• **Available records**
━━━━━━━━━━
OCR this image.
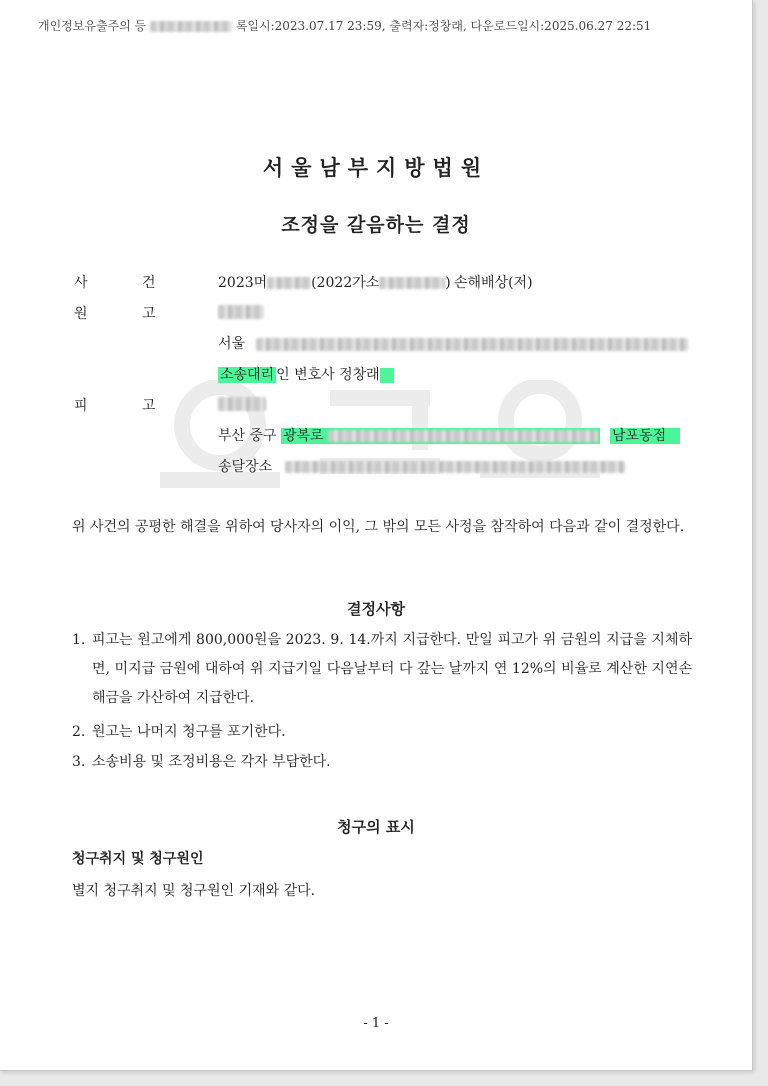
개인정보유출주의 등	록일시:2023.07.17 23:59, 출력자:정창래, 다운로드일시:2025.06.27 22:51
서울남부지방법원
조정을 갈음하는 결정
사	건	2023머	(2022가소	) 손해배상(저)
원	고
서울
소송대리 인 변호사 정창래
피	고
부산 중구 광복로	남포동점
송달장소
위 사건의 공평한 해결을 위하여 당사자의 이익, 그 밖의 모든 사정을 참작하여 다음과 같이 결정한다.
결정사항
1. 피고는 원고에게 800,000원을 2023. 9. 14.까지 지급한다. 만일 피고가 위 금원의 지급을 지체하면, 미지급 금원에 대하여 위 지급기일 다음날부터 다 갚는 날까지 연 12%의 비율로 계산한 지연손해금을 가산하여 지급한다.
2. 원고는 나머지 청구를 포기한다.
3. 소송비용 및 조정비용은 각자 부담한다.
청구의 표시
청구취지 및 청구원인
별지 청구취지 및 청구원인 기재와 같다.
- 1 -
━━━━━━━━━━
• **Aim of the task**
Copy every record above exactly, leaving out any pictures.

• **Written solution**
OCR this image.
개인정보유출주의 등	록일시:2023.07.17 23:59, 출력자:정창래, 다운로드일시:2025.06.27 22:51
서울남부지방법원
조정을 갈음하는 결정
사	건	2023머	(2022가소	) 손해배상(저)
원	고
서울
소송대리 인 변호사 정창래
피	고
부산 중구 광복로	남포동점
송달장소
위 사건의 공평한 해결을 위하여 당사자의 이익, 그 밖의 모든 사정을 참작하여 다음과 같이 결정한다.
결정사항
1. 피고는 원고에게 800,000원을 2023. 9. 14.까지 지급한다. 만일 피고가 위 금원의 지급을 지체하면, 미지급 금원에 대하여 위 지급기일 다음날부터 다 갚는 날까지 연 12%의 비율로 계산한 지연손해금을 가산하여 지급한다.
2. 원고는 나머지 청구를 포기한다.
3. 소송비용 및 조정비용은 각자 부담한다.
청구의 표시
청구취지 및 청구원인
별지 청구취지 및 청구원인 기재와 같다.
- 1 -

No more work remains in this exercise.